**OBJECTIF VISÉ**
Renvoyez mot pour mot le passage du texte sur le départ à la retraite qui va de « Les conséquences sont » jusqu'à « part en retraite. » inclus.

**TEXTE ÉTUDIÉ**
+--

Homme en fin de carrière contemplant son avenir professionnel depuis une fenêtre de bureau en ville

Mise à la retraite par l’employeur : une troisième voie souvent ignorée

La mise à la retraite n’est pas un départ volontaire. C’est un mode de rupture à l’initiative de l’employeur, soumis à des conditions strictes. L’employeur ne peut la proposer qu’à un salarié ayant atteint un âge fixé par la loi, et la procédure impose de recueillir l’accord du salarié dans certains cas.

Les conséquences sont différentes d’un licenciement et d’une démission. L’indemnité versée lors d’une mise à la retraite est au moins égale à l’indemnité légale de licenciement, ce qui la rend généralement plus avantageuse que l’indemnité de départ volontaire.

Un salarié qui hésite entre démissionner et attendre devrait vérifier si son employeur envisage une mise à la retraite. Dans ce cas, attendre la mise à la retraite rapporte une indemnité supérieure à la démission.

Préavis de retraite ou préavis de démission : durée et obligations

En cas de départ volontaire à la retraite, un préavis s’applique. Sa durée dépend de la convention collective, des usages de l’entreprise ou, à défaut, des règles légales applicables au licenciement. Le préavis de départ à la retraite n’est pas réduit du fait que le salarié part en retraite.

+--

**DONNÉES AFFICHÉES**
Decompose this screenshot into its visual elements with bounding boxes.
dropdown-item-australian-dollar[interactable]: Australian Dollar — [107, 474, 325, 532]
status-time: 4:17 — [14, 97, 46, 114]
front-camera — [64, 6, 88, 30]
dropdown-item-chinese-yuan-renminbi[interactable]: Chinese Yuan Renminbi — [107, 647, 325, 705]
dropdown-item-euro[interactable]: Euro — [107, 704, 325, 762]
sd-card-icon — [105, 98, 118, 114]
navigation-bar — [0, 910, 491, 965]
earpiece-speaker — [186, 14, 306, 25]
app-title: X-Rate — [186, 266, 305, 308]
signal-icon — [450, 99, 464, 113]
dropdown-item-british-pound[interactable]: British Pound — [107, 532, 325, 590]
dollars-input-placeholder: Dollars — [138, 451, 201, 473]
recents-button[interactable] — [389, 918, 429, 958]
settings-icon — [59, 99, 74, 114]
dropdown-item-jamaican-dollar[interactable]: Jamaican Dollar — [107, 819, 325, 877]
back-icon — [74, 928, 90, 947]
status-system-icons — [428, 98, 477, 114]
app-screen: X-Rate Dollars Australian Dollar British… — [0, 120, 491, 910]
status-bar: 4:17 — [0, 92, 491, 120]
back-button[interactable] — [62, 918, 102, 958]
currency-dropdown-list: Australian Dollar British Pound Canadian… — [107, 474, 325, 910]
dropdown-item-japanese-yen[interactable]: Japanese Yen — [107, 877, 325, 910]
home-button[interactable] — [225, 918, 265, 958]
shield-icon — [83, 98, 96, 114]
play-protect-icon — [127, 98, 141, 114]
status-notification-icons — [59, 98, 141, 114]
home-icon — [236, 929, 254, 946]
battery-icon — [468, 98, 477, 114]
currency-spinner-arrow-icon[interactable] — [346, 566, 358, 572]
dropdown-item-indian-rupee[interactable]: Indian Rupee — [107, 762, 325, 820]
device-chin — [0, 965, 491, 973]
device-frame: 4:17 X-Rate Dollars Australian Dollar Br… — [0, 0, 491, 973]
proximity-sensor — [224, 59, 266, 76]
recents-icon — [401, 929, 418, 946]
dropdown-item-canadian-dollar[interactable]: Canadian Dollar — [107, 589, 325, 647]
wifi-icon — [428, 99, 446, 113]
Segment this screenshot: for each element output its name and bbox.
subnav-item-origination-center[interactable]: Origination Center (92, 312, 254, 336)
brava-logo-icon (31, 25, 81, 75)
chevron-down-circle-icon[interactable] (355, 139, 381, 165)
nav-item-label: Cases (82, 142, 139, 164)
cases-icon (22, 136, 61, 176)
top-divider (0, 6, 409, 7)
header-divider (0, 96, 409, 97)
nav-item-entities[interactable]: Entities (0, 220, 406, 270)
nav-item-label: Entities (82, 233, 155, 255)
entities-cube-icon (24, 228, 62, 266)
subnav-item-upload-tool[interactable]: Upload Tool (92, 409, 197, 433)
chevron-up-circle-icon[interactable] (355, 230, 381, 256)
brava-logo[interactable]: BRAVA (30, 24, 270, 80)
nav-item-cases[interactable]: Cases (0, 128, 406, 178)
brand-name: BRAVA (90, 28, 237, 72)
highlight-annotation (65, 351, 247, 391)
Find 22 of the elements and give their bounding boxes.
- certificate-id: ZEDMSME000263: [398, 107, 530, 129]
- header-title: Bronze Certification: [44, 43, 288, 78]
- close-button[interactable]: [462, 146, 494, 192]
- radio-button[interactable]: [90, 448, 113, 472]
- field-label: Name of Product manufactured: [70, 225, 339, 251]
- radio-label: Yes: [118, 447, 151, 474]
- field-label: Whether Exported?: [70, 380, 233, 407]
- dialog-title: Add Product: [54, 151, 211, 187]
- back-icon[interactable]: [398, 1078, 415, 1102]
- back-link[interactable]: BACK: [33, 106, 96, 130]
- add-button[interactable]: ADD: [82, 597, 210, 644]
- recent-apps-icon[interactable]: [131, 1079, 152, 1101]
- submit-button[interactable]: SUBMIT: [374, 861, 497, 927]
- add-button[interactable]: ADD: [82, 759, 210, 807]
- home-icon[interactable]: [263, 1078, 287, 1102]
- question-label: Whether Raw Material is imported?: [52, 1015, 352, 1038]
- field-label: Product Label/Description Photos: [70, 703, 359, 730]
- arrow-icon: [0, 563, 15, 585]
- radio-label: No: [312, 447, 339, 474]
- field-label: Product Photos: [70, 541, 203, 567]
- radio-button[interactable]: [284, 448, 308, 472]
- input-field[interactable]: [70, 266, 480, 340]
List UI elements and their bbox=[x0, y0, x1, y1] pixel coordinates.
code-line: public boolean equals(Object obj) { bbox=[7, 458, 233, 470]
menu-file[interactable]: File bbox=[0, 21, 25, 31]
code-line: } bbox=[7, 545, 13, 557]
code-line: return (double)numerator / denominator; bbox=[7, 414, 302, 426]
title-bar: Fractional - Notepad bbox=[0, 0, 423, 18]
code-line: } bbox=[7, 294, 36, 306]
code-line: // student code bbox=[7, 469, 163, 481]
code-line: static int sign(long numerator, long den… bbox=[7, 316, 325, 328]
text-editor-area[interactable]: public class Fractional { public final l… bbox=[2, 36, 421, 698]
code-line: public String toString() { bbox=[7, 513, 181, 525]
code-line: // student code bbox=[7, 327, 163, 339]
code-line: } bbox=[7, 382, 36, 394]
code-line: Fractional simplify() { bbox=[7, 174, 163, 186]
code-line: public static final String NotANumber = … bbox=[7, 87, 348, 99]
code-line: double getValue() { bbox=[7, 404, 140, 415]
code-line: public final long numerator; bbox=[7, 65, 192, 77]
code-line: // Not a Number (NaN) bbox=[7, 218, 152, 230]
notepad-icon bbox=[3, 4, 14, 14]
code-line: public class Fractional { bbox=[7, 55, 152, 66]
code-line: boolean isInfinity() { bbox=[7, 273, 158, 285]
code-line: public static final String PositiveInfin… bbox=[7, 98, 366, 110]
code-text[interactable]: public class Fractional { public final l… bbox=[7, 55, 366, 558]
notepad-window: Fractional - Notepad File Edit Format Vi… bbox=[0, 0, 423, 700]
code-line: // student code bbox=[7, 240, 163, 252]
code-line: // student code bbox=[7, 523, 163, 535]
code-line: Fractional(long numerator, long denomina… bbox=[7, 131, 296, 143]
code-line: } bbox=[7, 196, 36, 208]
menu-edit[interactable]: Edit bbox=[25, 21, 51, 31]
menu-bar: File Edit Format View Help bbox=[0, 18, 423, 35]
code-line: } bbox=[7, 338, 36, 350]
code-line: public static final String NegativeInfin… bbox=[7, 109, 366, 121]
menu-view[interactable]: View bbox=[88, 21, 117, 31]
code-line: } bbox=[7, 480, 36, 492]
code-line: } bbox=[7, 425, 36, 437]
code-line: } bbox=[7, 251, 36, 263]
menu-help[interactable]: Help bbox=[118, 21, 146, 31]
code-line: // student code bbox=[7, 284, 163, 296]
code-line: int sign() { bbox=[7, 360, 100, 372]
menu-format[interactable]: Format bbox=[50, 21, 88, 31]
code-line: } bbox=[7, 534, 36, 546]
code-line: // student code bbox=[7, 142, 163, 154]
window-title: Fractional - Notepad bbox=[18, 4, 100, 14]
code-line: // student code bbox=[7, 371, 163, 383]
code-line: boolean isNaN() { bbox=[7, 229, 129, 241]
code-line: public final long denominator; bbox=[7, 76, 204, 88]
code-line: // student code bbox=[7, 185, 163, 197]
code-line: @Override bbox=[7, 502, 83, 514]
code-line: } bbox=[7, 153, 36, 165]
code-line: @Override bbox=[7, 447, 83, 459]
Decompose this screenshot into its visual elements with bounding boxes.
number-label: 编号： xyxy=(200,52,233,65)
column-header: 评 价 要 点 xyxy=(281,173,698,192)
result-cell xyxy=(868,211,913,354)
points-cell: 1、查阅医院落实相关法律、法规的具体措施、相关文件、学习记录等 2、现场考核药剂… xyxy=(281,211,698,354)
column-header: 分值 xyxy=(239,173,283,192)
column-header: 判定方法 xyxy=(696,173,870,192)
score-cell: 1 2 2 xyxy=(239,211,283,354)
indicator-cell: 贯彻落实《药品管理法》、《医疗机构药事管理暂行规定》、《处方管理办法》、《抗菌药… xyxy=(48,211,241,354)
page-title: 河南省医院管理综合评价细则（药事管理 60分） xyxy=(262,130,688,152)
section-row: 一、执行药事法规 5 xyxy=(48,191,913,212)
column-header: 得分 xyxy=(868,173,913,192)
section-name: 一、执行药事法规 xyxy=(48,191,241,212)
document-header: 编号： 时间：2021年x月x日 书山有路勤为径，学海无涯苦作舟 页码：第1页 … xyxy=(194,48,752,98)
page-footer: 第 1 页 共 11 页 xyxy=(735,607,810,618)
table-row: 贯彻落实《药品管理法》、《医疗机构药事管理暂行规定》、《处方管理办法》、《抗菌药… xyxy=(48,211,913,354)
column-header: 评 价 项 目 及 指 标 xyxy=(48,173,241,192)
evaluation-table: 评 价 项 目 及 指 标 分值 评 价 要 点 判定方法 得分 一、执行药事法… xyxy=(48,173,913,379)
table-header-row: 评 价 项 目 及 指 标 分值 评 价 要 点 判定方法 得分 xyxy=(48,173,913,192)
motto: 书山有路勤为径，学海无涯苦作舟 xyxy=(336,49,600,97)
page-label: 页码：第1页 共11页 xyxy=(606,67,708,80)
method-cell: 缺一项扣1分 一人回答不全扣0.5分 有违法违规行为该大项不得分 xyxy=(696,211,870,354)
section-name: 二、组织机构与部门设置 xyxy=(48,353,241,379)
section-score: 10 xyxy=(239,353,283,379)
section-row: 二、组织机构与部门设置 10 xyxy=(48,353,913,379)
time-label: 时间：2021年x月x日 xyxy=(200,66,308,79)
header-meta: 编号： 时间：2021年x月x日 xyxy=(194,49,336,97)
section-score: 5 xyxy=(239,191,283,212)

+--

**CORRIGÉ**
Les conséquences sont différentes d’un licenciement et d’une démission. L’indemnité versée lors d’une mise à la retraite est au moins égale à l’indemnité légale de licenciement, ce qui la rend généralement plus avantageuse que l’indemnité de départ volontaire.

Un salarié qui hésite entre démissionner et attendre devrait vérifier si son employeur envisage une mise à la retraite. Dans ce cas, attendre la mise à la retraite rapporte une indemnité supérieure à la démission.

Préavis de retraite ou préavis de démission : durée et obligations

En cas de départ volontaire à la retraite, un préavis s’applique. Sa durée dépend de la convention collective, des usages de l’entreprise ou, à défaut, des règles légales applicables au licenciement. Le préavis de départ à la retraite n’est pas réduit du fait que le salarié part en retraite.